● **Work instructions**
Reproduce all of the material word for word.

-- Start of Task inputs --

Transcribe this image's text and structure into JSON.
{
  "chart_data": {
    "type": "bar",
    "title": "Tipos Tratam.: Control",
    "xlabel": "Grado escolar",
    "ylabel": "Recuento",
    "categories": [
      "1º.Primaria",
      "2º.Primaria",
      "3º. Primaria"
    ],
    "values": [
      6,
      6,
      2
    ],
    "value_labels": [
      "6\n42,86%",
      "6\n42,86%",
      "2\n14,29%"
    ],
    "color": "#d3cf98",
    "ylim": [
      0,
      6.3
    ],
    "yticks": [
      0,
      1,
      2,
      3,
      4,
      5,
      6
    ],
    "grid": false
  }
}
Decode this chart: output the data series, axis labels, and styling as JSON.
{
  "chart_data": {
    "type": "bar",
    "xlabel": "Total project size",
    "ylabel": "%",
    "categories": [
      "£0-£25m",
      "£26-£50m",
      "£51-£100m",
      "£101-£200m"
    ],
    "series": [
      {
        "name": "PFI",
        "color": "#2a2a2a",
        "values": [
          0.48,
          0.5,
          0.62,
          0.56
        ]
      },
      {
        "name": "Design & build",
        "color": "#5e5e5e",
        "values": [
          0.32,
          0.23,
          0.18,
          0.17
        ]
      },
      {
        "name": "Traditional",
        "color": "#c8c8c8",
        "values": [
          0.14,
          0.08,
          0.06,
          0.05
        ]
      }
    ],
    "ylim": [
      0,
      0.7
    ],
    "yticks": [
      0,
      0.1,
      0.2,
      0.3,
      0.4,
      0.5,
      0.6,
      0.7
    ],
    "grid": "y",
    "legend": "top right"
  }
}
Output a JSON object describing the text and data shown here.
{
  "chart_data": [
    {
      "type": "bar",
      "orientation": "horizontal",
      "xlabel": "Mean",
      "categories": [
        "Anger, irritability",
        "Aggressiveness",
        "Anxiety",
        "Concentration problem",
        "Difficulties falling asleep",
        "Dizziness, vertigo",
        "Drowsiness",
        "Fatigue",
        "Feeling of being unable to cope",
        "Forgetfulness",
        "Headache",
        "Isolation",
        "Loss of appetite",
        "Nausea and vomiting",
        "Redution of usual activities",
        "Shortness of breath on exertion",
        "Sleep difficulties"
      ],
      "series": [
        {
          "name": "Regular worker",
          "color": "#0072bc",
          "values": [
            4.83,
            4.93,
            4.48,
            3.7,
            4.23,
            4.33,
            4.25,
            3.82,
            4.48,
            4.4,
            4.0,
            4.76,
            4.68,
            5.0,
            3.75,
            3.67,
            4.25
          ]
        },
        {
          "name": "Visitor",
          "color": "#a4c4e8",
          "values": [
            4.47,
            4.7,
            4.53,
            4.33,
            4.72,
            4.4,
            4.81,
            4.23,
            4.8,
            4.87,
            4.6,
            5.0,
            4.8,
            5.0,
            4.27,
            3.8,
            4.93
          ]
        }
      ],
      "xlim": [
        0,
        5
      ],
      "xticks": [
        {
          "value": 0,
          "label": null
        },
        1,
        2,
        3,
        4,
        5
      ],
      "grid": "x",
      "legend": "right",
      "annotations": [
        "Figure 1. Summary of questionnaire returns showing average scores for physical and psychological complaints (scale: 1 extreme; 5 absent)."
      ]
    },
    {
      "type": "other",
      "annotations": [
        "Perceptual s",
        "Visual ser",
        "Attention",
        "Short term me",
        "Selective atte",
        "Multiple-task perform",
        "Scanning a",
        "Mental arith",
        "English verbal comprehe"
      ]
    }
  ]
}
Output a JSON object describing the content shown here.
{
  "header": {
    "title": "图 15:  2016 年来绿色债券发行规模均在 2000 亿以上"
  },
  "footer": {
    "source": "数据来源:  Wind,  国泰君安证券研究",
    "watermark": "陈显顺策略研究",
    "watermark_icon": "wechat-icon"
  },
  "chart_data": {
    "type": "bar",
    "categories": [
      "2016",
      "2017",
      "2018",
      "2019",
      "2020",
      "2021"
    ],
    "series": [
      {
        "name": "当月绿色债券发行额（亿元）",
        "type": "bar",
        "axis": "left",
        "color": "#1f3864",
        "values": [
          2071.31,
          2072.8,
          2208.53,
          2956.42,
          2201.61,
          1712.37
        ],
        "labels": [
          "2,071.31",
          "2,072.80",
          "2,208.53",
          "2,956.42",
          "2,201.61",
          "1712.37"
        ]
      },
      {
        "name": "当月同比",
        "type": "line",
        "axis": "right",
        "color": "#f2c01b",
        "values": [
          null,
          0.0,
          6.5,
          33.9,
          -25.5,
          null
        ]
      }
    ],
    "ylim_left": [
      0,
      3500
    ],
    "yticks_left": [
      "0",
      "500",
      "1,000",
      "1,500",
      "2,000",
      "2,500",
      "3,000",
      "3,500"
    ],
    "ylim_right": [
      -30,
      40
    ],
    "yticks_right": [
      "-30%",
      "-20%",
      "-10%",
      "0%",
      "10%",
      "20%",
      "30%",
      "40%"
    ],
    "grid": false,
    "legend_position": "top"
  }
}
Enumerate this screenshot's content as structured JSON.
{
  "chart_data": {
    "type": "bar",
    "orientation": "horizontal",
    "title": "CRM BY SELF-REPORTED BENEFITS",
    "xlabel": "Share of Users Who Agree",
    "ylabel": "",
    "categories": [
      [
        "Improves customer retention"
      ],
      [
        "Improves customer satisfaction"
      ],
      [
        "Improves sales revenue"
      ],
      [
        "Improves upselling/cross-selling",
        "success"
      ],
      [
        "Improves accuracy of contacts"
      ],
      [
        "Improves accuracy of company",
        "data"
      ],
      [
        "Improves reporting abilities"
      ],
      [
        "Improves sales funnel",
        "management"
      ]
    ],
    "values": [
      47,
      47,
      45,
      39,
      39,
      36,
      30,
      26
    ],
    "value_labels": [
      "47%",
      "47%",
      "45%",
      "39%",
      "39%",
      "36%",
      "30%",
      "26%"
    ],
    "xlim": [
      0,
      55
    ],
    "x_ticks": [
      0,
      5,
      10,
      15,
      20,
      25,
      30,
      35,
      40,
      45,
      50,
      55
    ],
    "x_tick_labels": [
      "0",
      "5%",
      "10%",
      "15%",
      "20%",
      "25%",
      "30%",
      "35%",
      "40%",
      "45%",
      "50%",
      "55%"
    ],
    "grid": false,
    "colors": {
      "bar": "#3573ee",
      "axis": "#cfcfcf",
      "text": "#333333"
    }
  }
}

-- End of Task inputs --

● **Solution for this problem**
Transcribe this image's text and structure into JSON.
{
  "chart_data": {
    "type": "bar",
    "title": "Tipos Tratam.: Control",
    "xlabel": "Grado escolar",
    "ylabel": "Recuento",
    "categories": [
      "1º.Primaria",
      "2º.Primaria",
      "3º. Primaria"
    ],
    "values": [
      6,
      6,
      2
    ],
    "value_labels": [
      "6\n42,86%",
      "6\n42,86%",
      "2\n14,29%"
    ],
    "color": "#d3cf98",
    "ylim": [
      0,
      6.3
    ],
    "yticks": [
      0,
      1,
      2,
      3,
      4,
      5,
      6
    ],
    "grid": false
  }
}
Decode this chart: output the data series, axis labels, and styling as JSON.
{
  "chart_data": {
    "type": "bar",
    "xlabel": "Total project size",
    "ylabel": "%",
    "categories": [
      "£0-£25m",
      "£26-£50m",
      "£51-£100m",
      "£101-£200m"
    ],
    "series": [
      {
        "name": "PFI",
        "color": "#2a2a2a",
        "values": [
          0.48,
          0.5,
          0.62,
          0.56
        ]
      },
      {
        "name": "Design & build",
        "color": "#5e5e5e",
        "values": [
          0.32,
          0.23,
          0.18,
          0.17
        ]
      },
      {
        "name": "Traditional",
        "color": "#c8c8c8",
        "values": [
          0.14,
          0.08,
          0.06,
          0.05
        ]
      }
    ],
    "ylim": [
      0,
      0.7
    ],
    "yticks": [
      0,
      0.1,
      0.2,
      0.3,
      0.4,
      0.5,
      0.6,
      0.7
    ],
    "grid": "y",
    "legend": "top right"
  }
}
Output a JSON object describing the text and data shown here.
{
  "chart_data": [
    {
      "type": "bar",
      "orientation": "horizontal",
      "xlabel": "Mean",
      "categories": [
        "Anger, irritability",
        "Aggressiveness",
        "Anxiety",
        "Concentration problem",
        "Difficulties falling asleep",
        "Dizziness, vertigo",
        "Drowsiness",
        "Fatigue",
        "Feeling of being unable to cope",
        "Forgetfulness",
        "Headache",
        "Isolation",
        "Loss of appetite",
        "Nausea and vomiting",
        "Redution of usual activities",
        "Shortness of breath on exertion",
        "Sleep difficulties"
      ],
      "series": [
        {
          "name": "Regular worker",
          "color": "#0072bc",
          "values": [
            4.83,
            4.93,
            4.48,
            3.7,
            4.23,
            4.33,
            4.25,
            3.82,
            4.48,
            4.4,
            4.0,
            4.76,
            4.68,
            5.0,
            3.75,
            3.67,
            4.25
          ]
        },
        {
          "name": "Visitor",
          "color": "#a4c4e8",
          "values": [
            4.47,
            4.7,
            4.53,
            4.33,
            4.72,
            4.4,
            4.81,
            4.23,
            4.8,
            4.87,
            4.6,
            5.0,
            4.8,
            5.0,
            4.27,
            3.8,
            4.93
          ]
        }
      ],
      "xlim": [
        0,
        5
      ],
      "xticks": [
        {
          "value": 0,
          "label": null
        },
        1,
        2,
        3,
        4,
        5
      ],
      "grid": "x",
      "legend": "right",
      "annotations": [
        "Figure 1. Summary of questionnaire returns showing average scores for physical and psychological complaints (scale: 1 extreme; 5 absent)."
      ]
    },
    {
      "type": "other",
      "annotations": [
        "Perceptual s",
        "Visual ser",
        "Attention",
        "Short term me",
        "Selective atte",
        "Multiple-task perform",
        "Scanning a",
        "Mental arith",
        "English verbal comprehe"
      ]
    }
  ]
}
Output a JSON object describing the content shown here.
{
  "header": {
    "title": "图 15:  2016 年来绿色债券发行规模均在 2000 亿以上"
  },
  "footer": {
    "source": "数据来源:  Wind,  国泰君安证券研究",
    "watermark": "陈显顺策略研究",
    "watermark_icon": "wechat-icon"
  },
  "chart_data": {
    "type": "bar",
    "categories": [
      "2016",
      "2017",
      "2018",
      "2019",
      "2020",
      "2021"
    ],
    "series": [
      {
        "name": "当月绿色债券发行额（亿元）",
        "type": "bar",
        "axis": "left",
        "color": "#1f3864",
        "values": [
          2071.31,
          2072.8,
          2208.53,
          2956.42,
          2201.61,
          1712.37
        ],
        "labels": [
          "2,071.31",
          "2,072.80",
          "2,208.53",
          "2,956.42",
          "2,201.61",
          "1712.37"
        ]
      },
      {
        "name": "当月同比",
        "type": "line",
        "axis": "right",
        "color": "#f2c01b",
        "values": [
          null,
          0.0,
          6.5,
          33.9,
          -25.5,
          null
        ]
      }
    ],
    "ylim_left": [
      0,
      3500
    ],
    "yticks_left": [
      "0",
      "500",
      "1,000",
      "1,500",
      "2,000",
      "2,500",
      "3,000",
      "3,500"
    ],
    "ylim_right": [
      -30,
      40
    ],
    "yticks_right": [
      "-30%",
      "-20%",
      "-10%",
      "0%",
      "10%",
      "20%",
      "30%",
      "40%"
    ],
    "grid": false,
    "legend_position": "top"
  }
}
Enumerate this screenshot's content as structured JSON.
{
  "chart_data": {
    "type": "bar",
    "orientation": "horizontal",
    "title": "CRM BY SELF-REPORTED BENEFITS",
    "xlabel": "Share of Users Who Agree",
    "ylabel": "",
    "categories": [
      [
        "Improves customer retention"
      ],
      [
        "Improves customer satisfaction"
      ],
      [
        "Improves sales revenue"
      ],
      [
        "Improves upselling/cross-selling",
        "success"
      ],
      [
        "Improves accuracy of contacts"
      ],
      [
        "Improves accuracy of company",
        "data"
      ],
      [
        "Improves reporting abilities"
      ],
      [
        "Improves sales funnel",
        "management"
      ]
    ],
    "values": [
      47,
      47,
      45,
      39,
      39,
      36,
      30,
      26
    ],
    "value_labels": [
      "47%",
      "47%",
      "45%",
      "39%",
      "39%",
      "36%",
      "30%",
      "26%"
    ],
    "xlim": [
      0,
      55
    ],
    "x_ticks": [
      0,
      5,
      10,
      15,
      20,
      25,
      30,
      35,
      40,
      45,
      50,
      55
    ],
    "x_tick_labels": [
      "0",
      "5%",
      "10%",
      "15%",
      "20%",
      "25%",
      "30%",
      "35%",
      "40%",
      "45%",
      "50%",
      "55%"
    ],
    "grid": false,
    "colors": {
      "bar": "#3573ee",
      "axis": "#cfcfcf",
      "text": "#333333"
    }
  }
}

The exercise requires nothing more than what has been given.